-- begin SOURCE RECORDS --
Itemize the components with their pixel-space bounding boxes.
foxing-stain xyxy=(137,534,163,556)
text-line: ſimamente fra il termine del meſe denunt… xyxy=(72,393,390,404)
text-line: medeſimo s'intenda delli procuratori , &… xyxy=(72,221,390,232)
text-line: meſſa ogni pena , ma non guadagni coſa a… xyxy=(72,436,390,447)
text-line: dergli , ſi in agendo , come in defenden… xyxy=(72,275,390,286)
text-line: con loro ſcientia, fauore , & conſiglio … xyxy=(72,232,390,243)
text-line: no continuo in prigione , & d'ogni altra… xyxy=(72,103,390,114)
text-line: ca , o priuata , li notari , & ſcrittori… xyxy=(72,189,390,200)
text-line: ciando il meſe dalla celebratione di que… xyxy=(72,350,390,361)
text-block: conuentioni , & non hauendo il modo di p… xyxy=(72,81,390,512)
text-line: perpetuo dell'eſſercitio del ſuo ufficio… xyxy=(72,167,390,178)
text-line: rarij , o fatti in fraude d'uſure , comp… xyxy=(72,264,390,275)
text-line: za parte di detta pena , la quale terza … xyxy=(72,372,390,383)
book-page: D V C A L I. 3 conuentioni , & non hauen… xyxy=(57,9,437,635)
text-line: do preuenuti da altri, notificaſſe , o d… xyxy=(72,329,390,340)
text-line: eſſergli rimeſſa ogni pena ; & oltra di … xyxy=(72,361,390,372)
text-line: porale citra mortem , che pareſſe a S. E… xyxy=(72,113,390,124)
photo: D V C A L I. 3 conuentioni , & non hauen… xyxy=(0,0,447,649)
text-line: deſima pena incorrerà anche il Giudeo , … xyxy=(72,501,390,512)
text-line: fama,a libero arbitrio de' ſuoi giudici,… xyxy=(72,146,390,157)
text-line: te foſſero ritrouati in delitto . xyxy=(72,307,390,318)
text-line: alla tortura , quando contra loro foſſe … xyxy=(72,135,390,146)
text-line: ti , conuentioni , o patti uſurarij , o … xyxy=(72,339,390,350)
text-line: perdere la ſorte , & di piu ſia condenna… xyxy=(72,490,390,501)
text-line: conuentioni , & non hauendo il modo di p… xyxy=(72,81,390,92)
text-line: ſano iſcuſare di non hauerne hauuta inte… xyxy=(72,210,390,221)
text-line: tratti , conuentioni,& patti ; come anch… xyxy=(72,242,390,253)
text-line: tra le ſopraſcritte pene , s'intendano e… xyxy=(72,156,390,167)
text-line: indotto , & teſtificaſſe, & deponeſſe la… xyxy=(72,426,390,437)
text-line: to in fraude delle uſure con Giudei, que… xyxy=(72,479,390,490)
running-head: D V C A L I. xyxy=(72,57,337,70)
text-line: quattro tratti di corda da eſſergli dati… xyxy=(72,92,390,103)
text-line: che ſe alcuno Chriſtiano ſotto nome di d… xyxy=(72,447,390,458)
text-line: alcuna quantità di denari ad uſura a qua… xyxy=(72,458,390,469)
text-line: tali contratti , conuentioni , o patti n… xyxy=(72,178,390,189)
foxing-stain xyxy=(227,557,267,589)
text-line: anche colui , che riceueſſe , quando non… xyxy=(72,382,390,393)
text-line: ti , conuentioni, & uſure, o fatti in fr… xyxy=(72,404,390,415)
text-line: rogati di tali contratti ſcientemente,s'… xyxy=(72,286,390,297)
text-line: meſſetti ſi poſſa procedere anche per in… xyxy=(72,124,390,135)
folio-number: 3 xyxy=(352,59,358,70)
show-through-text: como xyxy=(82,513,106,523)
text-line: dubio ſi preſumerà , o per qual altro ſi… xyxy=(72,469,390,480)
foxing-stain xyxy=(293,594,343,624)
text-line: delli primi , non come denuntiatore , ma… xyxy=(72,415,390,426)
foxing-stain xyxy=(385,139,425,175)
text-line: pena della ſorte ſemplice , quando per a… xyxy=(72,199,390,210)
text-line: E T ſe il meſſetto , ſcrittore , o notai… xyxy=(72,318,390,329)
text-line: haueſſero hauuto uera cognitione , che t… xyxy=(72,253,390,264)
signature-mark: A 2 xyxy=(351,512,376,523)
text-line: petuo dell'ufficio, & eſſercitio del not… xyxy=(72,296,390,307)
-- end SOURCE RECORDS --
Pull out each row above that contains the string "uſure". Case counts.

### COMPLETE ANSWER
text-line: rarij , o fatti in fraude d'uſure , comp… xyxy=(72,264,390,275)
text-line: to in fraude delle uſure con Giudei, que… xyxy=(72,479,390,490)
text-line: ti , conuentioni, & uſure, o fatti in fr… xyxy=(72,404,390,415)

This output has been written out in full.